» TO BE DONE
Lines containing "Leine" are to be counted. Report the count alone.

» GIVEN DATA
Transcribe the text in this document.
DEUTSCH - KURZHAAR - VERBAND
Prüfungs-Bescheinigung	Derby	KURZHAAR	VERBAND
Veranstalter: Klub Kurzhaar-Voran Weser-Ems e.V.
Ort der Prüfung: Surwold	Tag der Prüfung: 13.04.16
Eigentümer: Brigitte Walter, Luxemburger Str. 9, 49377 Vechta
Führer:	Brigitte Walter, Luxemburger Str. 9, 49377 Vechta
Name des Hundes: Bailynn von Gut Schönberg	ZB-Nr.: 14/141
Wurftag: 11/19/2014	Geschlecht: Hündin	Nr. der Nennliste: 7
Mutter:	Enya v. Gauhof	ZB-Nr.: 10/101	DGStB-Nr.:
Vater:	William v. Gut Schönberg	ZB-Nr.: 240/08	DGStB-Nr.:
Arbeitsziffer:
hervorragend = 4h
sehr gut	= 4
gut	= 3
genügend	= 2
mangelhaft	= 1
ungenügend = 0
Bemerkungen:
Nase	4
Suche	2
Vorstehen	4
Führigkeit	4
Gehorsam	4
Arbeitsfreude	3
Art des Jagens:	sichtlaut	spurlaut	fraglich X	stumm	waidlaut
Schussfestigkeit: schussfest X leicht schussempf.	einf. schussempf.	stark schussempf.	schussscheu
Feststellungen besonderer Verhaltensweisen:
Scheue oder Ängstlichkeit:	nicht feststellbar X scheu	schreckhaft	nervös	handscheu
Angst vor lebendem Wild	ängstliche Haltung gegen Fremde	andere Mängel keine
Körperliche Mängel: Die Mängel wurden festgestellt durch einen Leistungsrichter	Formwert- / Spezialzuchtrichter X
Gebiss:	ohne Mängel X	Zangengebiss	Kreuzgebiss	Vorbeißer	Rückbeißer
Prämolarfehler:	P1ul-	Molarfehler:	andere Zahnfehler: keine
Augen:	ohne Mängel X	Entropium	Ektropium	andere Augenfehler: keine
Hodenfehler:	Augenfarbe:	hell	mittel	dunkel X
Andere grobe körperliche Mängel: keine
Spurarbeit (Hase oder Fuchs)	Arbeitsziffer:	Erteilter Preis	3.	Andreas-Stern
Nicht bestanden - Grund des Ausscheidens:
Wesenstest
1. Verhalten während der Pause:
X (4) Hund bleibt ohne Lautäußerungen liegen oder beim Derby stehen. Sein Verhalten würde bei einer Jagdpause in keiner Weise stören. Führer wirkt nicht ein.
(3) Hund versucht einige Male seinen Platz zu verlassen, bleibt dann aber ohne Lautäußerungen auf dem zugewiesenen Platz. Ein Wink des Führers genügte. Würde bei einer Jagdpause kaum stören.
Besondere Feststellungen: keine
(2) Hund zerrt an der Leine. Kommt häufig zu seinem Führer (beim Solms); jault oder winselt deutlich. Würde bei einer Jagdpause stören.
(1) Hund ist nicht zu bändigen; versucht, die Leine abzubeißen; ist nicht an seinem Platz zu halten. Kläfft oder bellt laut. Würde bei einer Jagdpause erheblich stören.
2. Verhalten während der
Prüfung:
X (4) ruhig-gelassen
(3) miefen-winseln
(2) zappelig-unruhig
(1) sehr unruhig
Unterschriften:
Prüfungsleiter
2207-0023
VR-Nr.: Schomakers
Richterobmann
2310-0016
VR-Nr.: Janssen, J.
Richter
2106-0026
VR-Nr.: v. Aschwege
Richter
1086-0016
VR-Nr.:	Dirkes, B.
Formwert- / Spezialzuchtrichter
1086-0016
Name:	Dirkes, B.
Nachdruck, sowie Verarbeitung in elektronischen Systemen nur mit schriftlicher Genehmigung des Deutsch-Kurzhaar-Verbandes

» EXERCISE RESPONSE
2